Problem:
Your task is to output the entries below word for word.

[Dataset rows about figures]
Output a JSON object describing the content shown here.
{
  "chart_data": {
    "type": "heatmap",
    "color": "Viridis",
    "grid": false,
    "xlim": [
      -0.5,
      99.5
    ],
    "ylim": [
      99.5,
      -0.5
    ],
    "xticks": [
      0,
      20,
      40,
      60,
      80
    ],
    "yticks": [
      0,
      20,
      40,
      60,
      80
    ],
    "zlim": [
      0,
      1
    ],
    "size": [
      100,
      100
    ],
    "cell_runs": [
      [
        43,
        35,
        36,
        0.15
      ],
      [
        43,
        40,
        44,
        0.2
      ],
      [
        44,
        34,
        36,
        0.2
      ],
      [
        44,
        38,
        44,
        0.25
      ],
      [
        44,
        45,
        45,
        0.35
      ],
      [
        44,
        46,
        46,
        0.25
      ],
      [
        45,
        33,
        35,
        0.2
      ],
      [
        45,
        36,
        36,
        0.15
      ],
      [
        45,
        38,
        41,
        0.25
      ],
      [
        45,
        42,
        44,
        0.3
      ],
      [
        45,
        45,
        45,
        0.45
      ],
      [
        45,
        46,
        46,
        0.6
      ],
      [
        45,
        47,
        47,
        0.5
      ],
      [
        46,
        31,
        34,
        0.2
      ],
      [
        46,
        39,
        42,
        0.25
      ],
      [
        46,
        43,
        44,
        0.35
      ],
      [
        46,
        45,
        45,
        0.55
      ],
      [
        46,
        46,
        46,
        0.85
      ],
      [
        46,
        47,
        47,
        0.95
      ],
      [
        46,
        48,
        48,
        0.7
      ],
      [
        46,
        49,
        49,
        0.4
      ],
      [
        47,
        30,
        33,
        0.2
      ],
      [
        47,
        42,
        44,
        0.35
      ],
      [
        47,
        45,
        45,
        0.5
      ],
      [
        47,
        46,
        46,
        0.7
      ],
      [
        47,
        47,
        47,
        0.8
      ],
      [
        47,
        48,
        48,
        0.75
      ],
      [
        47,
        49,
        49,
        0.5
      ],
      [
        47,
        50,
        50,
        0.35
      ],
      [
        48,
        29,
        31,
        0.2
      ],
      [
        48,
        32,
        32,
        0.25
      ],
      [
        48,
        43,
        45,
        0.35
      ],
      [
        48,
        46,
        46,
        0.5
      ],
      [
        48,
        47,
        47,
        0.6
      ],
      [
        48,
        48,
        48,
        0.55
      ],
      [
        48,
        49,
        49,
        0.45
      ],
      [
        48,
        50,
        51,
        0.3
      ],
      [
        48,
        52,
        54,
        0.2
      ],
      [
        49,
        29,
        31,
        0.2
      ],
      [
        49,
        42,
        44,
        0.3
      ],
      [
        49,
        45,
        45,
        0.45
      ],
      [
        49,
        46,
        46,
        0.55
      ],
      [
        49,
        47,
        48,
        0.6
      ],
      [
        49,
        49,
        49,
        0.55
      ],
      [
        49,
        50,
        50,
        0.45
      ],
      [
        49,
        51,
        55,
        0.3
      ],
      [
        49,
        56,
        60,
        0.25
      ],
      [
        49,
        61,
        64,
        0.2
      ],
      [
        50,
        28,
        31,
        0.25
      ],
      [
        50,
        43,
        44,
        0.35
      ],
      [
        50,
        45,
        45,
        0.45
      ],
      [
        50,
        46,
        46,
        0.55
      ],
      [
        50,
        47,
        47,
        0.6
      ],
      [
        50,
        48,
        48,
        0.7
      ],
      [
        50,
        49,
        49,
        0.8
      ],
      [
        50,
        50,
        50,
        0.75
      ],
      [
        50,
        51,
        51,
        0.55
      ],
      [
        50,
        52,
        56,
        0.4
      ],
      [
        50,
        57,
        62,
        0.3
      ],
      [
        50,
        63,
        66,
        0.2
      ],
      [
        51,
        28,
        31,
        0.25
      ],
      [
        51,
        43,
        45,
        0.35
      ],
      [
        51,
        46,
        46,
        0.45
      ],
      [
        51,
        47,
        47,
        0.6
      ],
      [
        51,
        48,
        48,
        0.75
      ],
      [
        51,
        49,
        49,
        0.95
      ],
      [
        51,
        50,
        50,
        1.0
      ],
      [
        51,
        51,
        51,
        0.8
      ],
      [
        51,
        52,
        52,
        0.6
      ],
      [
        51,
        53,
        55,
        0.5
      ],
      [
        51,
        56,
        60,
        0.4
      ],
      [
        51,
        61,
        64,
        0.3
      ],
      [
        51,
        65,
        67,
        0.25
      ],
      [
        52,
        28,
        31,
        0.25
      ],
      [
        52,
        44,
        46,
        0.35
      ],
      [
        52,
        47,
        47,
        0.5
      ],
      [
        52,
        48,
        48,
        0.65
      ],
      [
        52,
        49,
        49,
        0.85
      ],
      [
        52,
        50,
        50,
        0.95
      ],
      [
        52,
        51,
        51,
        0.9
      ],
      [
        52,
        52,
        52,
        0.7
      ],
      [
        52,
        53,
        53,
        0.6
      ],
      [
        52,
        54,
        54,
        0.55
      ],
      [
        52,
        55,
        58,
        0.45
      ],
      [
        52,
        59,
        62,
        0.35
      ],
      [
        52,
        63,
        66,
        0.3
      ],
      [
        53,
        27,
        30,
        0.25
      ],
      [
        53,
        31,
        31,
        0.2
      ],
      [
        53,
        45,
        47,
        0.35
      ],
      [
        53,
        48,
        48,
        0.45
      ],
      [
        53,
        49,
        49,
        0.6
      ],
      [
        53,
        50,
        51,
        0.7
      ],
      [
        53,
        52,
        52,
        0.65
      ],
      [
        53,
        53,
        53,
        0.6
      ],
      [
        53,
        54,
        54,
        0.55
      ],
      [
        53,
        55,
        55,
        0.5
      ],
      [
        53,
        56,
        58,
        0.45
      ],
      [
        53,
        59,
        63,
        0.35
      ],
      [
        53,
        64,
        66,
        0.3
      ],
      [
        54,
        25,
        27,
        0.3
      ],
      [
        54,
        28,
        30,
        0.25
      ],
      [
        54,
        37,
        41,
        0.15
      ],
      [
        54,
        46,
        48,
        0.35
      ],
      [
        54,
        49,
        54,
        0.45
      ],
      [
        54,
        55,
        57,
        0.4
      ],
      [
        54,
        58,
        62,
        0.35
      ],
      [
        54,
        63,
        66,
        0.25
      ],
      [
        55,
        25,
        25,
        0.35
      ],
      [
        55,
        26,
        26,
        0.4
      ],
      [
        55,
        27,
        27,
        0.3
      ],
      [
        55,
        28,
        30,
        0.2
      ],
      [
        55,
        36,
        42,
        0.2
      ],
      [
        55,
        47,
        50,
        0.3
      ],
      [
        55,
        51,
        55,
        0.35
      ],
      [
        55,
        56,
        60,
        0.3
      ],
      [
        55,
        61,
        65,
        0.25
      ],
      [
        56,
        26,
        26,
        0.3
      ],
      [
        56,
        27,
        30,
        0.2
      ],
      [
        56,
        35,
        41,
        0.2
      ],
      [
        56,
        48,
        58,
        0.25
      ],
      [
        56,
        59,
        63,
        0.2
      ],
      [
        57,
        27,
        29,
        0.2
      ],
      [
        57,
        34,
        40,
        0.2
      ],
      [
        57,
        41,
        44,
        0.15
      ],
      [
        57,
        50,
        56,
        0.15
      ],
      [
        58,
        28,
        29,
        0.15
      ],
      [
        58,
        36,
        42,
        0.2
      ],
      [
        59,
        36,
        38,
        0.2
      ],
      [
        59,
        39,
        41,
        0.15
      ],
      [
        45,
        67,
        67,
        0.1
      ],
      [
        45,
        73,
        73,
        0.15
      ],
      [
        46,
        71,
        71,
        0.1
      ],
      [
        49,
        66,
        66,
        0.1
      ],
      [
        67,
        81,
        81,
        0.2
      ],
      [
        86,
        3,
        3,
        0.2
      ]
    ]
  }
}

Answer to the problem:
Output a JSON object describing the content shown here.
{
  "chart_data": {
    "type": "heatmap",
    "color": "Viridis",
    "grid": false,
    "xlim": [
      -0.5,
      99.5
    ],
    "ylim": [
      99.5,
      -0.5
    ],
    "xticks": [
      0,
      20,
      40,
      60,
      80
    ],
    "yticks": [
      0,
      20,
      40,
      60,
      80
    ],
    "zlim": [
      0,
      1
    ],
    "size": [
      100,
      100
    ],
    "cell_runs": [
      [
        43,
        35,
        36,
        0.15
      ],
      [
        43,
        40,
        44,
        0.2
      ],
      [
        44,
        34,
        36,
        0.2
      ],
      [
        44,
        38,
        44,
        0.25
      ],
      [
        44,
        45,
        45,
        0.35
      ],
      [
        44,
        46,
        46,
        0.25
      ],
      [
        45,
        33,
        35,
        0.2
      ],
      [
        45,
        36,
        36,
        0.15
      ],
      [
        45,
        38,
        41,
        0.25
      ],
      [
        45,
        42,
        44,
        0.3
      ],
      [
        45,
        45,
        45,
        0.45
      ],
      [
        45,
        46,
        46,
        0.6
      ],
      [
        45,
        47,
        47,
        0.5
      ],
      [
        46,
        31,
        34,
        0.2
      ],
      [
        46,
        39,
        42,
        0.25
      ],
      [
        46,
        43,
        44,
        0.35
      ],
      [
        46,
        45,
        45,
        0.55
      ],
      [
        46,
        46,
        46,
        0.85
      ],
      [
        46,
        47,
        47,
        0.95
      ],
      [
        46,
        48,
        48,
        0.7
      ],
      [
        46,
        49,
        49,
        0.4
      ],
      [
        47,
        30,
        33,
        0.2
      ],
      [
        47,
        42,
        44,
        0.35
      ],
      [
        47,
        45,
        45,
        0.5
      ],
      [
        47,
        46,
        46,
        0.7
      ],
      [
        47,
        47,
        47,
        0.8
      ],
      [
        47,
        48,
        48,
        0.75
      ],
      [
        47,
        49,
        49,
        0.5
      ],
      [
        47,
        50,
        50,
        0.35
      ],
      [
        48,
        29,
        31,
        0.2
      ],
      [
        48,
        32,
        32,
        0.25
      ],
      [
        48,
        43,
        45,
        0.35
      ],
      [
        48,
        46,
        46,
        0.5
      ],
      [
        48,
        47,
        47,
        0.6
      ],
      [
        48,
        48,
        48,
        0.55
      ],
      [
        48,
        49,
        49,
        0.45
      ],
      [
        48,
        50,
        51,
        0.3
      ],
      [
        48,
        52,
        54,
        0.2
      ],
      [
        49,
        29,
        31,
        0.2
      ],
      [
        49,
        42,
        44,
        0.3
      ],
      [
        49,
        45,
        45,
        0.45
      ],
      [
        49,
        46,
        46,
        0.55
      ],
      [
        49,
        47,
        48,
        0.6
      ],
      [
        49,
        49,
        49,
        0.55
      ],
      [
        49,
        50,
        50,
        0.45
      ],
      [
        49,
        51,
        55,
        0.3
      ],
      [
        49,
        56,
        60,
        0.25
      ],
      [
        49,
        61,
        64,
        0.2
      ],
      [
        50,
        28,
        31,
        0.25
      ],
      [
        50,
        43,
        44,
        0.35
      ],
      [
        50,
        45,
        45,
        0.45
      ],
      [
        50,
        46,
        46,
        0.55
      ],
      [
        50,
        47,
        47,
        0.6
      ],
      [
        50,
        48,
        48,
        0.7
      ],
      [
        50,
        49,
        49,
        0.8
      ],
      [
        50,
        50,
        50,
        0.75
      ],
      [
        50,
        51,
        51,
        0.55
      ],
      [
        50,
        52,
        56,
        0.4
      ],
      [
        50,
        57,
        62,
        0.3
      ],
      [
        50,
        63,
        66,
        0.2
      ],
      [
        51,
        28,
        31,
        0.25
      ],
      [
        51,
        43,
        45,
        0.35
      ],
      [
        51,
        46,
        46,
        0.45
      ],
      [
        51,
        47,
        47,
        0.6
      ],
      [
        51,
        48,
        48,
        0.75
      ],
      [
        51,
        49,
        49,
        0.95
      ],
      [
        51,
        50,
        50,
        1.0
      ],
      [
        51,
        51,
        51,
        0.8
      ],
      [
        51,
        52,
        52,
        0.6
      ],
      [
        51,
        53,
        55,
        0.5
      ],
      [
        51,
        56,
        60,
        0.4
      ],
      [
        51,
        61,
        64,
        0.3
      ],
      [
        51,
        65,
        67,
        0.25
      ],
      [
        52,
        28,
        31,
        0.25
      ],
      [
        52,
        44,
        46,
        0.35
      ],
      [
        52,
        47,
        47,
        0.5
      ],
      [
        52,
        48,
        48,
        0.65
      ],
      [
        52,
        49,
        49,
        0.85
      ],
      [
        52,
        50,
        50,
        0.95
      ],
      [
        52,
        51,
        51,
        0.9
      ],
      [
        52,
        52,
        52,
        0.7
      ],
      [
        52,
        53,
        53,
        0.6
      ],
      [
        52,
        54,
        54,
        0.55
      ],
      [
        52,
        55,
        58,
        0.45
      ],
      [
        52,
        59,
        62,
        0.35
      ],
      [
        52,
        63,
        66,
        0.3
      ],
      [
        53,
        27,
        30,
        0.25
      ],
      [
        53,
        31,
        31,
        0.2
      ],
      [
        53,
        45,
        47,
        0.35
      ],
      [
        53,
        48,
        48,
        0.45
      ],
      [
        53,
        49,
        49,
        0.6
      ],
      [
        53,
        50,
        51,
        0.7
      ],
      [
        53,
        52,
        52,
        0.65
      ],
      [
        53,
        53,
        53,
        0.6
      ],
      [
        53,
        54,
        54,
        0.55
      ],
      [
        53,
        55,
        55,
        0.5
      ],
      [
        53,
        56,
        58,
        0.45
      ],
      [
        53,
        59,
        63,
        0.35
      ],
      [
        53,
        64,
        66,
        0.3
      ],
      [
        54,
        25,
        27,
        0.3
      ],
      [
        54,
        28,
        30,
        0.25
      ],
      [
        54,
        37,
        41,
        0.15
      ],
      [
        54,
        46,
        48,
        0.35
      ],
      [
        54,
        49,
        54,
        0.45
      ],
      [
        54,
        55,
        57,
        0.4
      ],
      [
        54,
        58,
        62,
        0.35
      ],
      [
        54,
        63,
        66,
        0.25
      ],
      [
        55,
        25,
        25,
        0.35
      ],
      [
        55,
        26,
        26,
        0.4
      ],
      [
        55,
        27,
        27,
        0.3
      ],
      [
        55,
        28,
        30,
        0.2
      ],
      [
        55,
        36,
        42,
        0.2
      ],
      [
        55,
        47,
        50,
        0.3
      ],
      [
        55,
        51,
        55,
        0.35
      ],
      [
        55,
        56,
        60,
        0.3
      ],
      [
        55,
        61,
        65,
        0.25
      ],
      [
        56,
        26,
        26,
        0.3
      ],
      [
        56,
        27,
        30,
        0.2
      ],
      [
        56,
        35,
        41,
        0.2
      ],
      [
        56,
        48,
        58,
        0.25
      ],
      [
        56,
        59,
        63,
        0.2
      ],
      [
        57,
        27,
        29,
        0.2
      ],
      [
        57,
        34,
        40,
        0.2
      ],
      [
        57,
        41,
        44,
        0.15
      ],
      [
        57,
        50,
        56,
        0.15
      ],
      [
        58,
        28,
        29,
        0.15
      ],
      [
        58,
        36,
        42,
        0.2
      ],
      [
        59,
        36,
        38,
        0.2
      ],
      [
        59,
        39,
        41,
        0.15
      ],
      [
        45,
        67,
        67,
        0.1
      ],
      [
        45,
        73,
        73,
        0.15
      ],
      [
        46,
        71,
        71,
        0.1
      ],
      [
        49,
        66,
        66,
        0.1
      ],
      [
        67,
        81,
        81,
        0.2
      ],
      [
        86,
        3,
        3,
        0.2
      ]
    ]
  }
}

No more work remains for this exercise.